## Start SUPPLIED MATERIAL

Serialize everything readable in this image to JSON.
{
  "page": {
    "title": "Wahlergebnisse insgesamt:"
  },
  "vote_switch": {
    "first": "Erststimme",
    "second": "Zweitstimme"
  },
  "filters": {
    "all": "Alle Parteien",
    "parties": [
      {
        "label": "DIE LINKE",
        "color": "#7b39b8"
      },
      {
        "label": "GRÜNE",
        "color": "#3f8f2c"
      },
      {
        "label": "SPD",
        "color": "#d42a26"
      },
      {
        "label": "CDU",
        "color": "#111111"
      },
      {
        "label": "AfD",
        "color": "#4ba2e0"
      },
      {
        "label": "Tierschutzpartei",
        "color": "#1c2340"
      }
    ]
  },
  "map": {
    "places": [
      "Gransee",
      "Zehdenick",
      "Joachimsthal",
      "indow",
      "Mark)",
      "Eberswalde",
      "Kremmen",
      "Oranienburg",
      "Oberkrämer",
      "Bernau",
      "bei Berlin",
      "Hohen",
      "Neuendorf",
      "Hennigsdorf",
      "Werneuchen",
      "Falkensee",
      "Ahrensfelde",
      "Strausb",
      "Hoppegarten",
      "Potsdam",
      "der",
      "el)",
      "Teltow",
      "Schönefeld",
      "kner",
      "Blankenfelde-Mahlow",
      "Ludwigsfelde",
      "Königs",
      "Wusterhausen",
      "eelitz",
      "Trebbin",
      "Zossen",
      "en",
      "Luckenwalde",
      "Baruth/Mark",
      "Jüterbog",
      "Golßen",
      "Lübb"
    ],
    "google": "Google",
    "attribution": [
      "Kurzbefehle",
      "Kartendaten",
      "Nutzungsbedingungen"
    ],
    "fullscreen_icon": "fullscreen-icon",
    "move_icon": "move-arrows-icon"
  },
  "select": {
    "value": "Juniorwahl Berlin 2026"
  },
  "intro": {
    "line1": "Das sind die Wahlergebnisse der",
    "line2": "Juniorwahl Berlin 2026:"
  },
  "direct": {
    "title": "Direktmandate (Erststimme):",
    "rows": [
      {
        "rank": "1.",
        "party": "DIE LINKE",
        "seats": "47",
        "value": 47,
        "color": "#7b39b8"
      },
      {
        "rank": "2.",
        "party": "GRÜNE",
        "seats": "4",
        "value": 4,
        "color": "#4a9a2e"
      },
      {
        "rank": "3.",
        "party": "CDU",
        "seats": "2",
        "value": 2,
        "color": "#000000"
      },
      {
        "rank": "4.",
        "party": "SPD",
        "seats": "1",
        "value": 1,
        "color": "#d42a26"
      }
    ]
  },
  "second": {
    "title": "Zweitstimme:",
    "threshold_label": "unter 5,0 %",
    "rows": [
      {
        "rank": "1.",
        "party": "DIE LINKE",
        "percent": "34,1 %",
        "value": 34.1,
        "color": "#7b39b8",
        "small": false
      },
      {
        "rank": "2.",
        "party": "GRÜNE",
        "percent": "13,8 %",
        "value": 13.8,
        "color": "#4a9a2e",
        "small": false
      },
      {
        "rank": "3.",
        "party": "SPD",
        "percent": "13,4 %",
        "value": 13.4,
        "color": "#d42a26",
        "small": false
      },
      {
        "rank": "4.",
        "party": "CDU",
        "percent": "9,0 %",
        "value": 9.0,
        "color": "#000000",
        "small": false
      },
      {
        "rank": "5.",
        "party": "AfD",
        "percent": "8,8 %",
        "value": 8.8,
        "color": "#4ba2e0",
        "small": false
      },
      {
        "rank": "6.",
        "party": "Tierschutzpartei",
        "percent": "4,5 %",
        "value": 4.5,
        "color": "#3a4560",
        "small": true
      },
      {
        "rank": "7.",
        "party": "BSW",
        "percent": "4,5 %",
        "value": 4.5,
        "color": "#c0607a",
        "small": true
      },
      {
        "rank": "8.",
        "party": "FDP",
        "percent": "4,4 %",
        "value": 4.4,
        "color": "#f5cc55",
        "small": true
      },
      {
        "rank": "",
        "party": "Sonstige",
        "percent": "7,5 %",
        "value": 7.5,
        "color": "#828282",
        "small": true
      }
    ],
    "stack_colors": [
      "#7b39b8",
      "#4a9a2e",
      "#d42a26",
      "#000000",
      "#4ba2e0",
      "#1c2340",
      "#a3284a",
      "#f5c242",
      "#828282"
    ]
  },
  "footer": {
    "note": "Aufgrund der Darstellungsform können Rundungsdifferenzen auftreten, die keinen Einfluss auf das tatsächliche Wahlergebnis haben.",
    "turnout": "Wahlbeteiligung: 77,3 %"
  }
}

## End SUPPLIED MATERIAL

■ WRITTEN PROBLEM ■
Copy every line from the entries that contains the word "Tierschutzpartei".

■ FINISHED TASK ■
        "label": "Tierschutzpartei",
        "party": "Tierschutzpartei",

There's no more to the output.